**PROBLEM**
Your reply should consist of one number: how many lines below contain "follow".

[Start of section]

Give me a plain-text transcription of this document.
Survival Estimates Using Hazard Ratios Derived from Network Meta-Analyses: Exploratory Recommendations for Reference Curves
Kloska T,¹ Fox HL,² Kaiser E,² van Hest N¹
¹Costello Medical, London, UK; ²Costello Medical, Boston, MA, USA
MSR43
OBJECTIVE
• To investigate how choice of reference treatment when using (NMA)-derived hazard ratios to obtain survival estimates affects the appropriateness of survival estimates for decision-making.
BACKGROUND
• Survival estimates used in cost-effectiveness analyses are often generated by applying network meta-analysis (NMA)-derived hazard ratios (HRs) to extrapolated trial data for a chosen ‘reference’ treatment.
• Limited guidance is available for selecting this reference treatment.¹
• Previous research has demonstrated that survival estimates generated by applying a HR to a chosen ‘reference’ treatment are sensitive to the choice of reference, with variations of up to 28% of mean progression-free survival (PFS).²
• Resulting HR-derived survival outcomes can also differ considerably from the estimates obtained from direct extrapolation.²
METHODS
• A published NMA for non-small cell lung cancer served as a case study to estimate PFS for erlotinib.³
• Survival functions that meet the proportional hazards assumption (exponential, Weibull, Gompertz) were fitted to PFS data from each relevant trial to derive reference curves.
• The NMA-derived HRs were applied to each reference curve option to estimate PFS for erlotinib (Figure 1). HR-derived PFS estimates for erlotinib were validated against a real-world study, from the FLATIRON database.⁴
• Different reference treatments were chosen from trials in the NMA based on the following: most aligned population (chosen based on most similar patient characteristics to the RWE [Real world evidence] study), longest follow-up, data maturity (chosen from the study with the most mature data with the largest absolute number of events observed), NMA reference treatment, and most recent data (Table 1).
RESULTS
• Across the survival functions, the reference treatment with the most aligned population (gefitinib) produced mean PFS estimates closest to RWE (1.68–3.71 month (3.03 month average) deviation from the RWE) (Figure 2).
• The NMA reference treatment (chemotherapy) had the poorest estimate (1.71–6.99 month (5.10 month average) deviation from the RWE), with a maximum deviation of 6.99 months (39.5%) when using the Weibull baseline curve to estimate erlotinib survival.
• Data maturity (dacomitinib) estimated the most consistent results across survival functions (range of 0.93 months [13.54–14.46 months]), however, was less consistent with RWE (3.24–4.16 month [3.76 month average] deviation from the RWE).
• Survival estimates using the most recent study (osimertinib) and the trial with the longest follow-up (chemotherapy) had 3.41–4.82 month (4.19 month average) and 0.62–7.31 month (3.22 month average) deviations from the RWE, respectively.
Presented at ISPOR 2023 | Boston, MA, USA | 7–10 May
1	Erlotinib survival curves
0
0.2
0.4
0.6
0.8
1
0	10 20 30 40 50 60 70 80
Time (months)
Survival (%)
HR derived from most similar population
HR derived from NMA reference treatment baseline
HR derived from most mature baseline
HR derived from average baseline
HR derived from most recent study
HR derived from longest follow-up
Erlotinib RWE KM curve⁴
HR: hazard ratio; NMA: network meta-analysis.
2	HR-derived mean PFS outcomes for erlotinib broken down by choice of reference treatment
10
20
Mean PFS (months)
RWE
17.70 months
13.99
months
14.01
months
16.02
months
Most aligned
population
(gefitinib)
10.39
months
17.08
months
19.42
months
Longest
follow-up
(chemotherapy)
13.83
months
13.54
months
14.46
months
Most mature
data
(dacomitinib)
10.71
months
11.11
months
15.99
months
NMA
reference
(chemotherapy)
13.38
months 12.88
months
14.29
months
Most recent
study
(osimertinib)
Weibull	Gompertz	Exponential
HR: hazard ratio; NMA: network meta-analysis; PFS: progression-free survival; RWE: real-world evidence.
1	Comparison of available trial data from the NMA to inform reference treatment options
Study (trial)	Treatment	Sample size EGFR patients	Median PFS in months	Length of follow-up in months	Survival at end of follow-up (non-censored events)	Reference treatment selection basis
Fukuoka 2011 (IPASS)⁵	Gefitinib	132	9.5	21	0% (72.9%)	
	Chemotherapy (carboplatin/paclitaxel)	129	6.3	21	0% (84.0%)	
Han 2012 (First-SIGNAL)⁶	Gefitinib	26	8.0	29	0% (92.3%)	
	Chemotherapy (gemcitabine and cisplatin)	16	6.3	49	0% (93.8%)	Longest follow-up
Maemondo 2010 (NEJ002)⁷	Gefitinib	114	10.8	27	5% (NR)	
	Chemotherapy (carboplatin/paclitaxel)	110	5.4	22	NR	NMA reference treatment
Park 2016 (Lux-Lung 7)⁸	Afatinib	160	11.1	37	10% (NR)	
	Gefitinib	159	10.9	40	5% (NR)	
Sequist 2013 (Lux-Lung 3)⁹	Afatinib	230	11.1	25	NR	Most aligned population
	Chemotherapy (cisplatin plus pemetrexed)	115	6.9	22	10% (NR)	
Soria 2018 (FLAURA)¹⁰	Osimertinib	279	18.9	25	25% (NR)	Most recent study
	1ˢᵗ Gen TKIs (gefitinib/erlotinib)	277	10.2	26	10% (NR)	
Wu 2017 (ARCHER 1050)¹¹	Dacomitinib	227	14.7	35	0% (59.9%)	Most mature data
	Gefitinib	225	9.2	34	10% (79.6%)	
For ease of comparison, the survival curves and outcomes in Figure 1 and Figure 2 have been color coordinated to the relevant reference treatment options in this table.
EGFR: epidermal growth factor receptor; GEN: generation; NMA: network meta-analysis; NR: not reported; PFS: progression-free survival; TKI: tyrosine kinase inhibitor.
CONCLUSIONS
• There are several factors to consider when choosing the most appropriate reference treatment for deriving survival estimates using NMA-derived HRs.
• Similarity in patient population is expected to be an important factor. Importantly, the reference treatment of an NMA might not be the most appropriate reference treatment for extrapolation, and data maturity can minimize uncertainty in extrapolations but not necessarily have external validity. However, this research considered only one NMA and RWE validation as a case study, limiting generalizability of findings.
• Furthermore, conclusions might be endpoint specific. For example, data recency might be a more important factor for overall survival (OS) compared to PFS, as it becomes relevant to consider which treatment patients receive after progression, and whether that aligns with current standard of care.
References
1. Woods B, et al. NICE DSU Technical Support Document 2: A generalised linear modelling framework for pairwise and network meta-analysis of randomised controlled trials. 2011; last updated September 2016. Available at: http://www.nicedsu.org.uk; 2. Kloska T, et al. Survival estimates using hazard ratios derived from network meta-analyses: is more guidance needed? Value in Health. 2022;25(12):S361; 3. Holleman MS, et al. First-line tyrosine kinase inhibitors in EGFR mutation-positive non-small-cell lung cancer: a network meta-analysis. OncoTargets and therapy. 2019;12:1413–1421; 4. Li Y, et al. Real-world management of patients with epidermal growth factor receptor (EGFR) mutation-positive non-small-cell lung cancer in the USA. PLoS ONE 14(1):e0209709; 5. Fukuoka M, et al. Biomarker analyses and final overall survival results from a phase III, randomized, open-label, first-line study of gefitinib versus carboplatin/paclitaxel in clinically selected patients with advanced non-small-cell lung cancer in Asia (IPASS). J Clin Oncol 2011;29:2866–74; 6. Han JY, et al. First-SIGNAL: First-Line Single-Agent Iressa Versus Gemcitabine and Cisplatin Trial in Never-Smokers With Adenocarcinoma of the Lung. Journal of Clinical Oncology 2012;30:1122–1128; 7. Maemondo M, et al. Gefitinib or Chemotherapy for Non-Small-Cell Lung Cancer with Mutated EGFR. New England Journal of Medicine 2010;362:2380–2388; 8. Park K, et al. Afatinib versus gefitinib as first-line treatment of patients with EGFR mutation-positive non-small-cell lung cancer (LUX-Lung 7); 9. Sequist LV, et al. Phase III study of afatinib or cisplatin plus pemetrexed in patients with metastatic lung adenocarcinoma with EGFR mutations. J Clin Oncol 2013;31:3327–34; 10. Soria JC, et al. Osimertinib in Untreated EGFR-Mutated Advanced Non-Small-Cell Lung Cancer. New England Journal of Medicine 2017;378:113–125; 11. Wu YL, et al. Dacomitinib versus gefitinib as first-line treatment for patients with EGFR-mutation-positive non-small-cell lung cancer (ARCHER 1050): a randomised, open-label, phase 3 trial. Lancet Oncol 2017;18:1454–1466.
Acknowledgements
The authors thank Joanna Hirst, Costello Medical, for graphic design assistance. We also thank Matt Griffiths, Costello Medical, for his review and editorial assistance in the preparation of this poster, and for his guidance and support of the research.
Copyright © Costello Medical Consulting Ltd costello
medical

[End of section]

**RESULT BELOW**
6